■ Given request
Reading down the listing below, count the lines where the word "table" shows up, then give only that count.

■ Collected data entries
◆ ◆ ◆ ◆ ◆
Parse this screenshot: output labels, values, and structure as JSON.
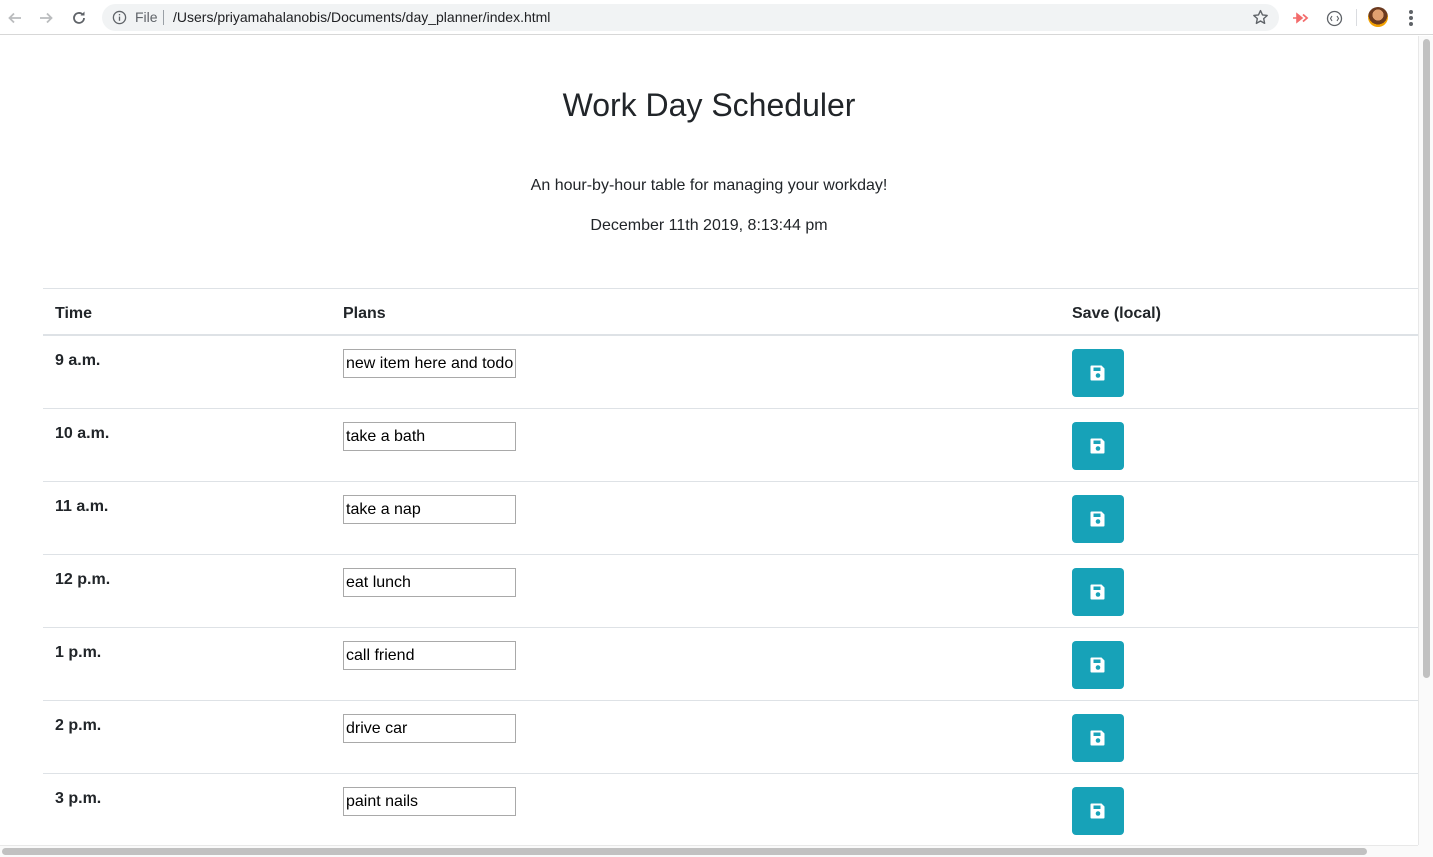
{
  "browser": {
    "omnibox_scheme": "File",
    "url": "/Users/priyamahalanobis/Documents/day_planner/index.html",
    "icons": [
      "back-arrow-icon",
      "forward-arrow-icon",
      "reload-icon",
      "info-icon",
      "star-icon",
      "extension-icon",
      "extension-icon",
      "avatar",
      "more-vert-icon"
    ]
  },
  "page": {
    "title": "Work Day Scheduler",
    "lead": "An hour-by-hour table for managing your workday!",
    "datetime": "December 11th 2019, 8:13:44 pm"
  },
  "table": {
    "headers": {
      "time": "Time",
      "plans": "Plans",
      "save": "Save (local)"
    },
    "rows": [
      {
        "time": "9 a.m.",
        "plan": "new item here and todo"
      },
      {
        "time": "10 a.m.",
        "plan": "take a bath"
      },
      {
        "time": "11 a.m.",
        "plan": "take a nap"
      },
      {
        "time": "12 p.m.",
        "plan": "eat lunch"
      },
      {
        "time": "1 p.m.",
        "plan": "call friend"
      },
      {
        "time": "2 p.m.",
        "plan": "drive car"
      },
      {
        "time": "3 p.m.",
        "plan": "paint nails"
      }
    ],
    "save_icon": "floppy-disk-icon"
  },
  "colors": {
    "save_button": "#17a2b8",
    "text": "#212529",
    "border": "#dee2e6"
  }
}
◆ ◆ ◆ ◆ ◆
■ Task answer
2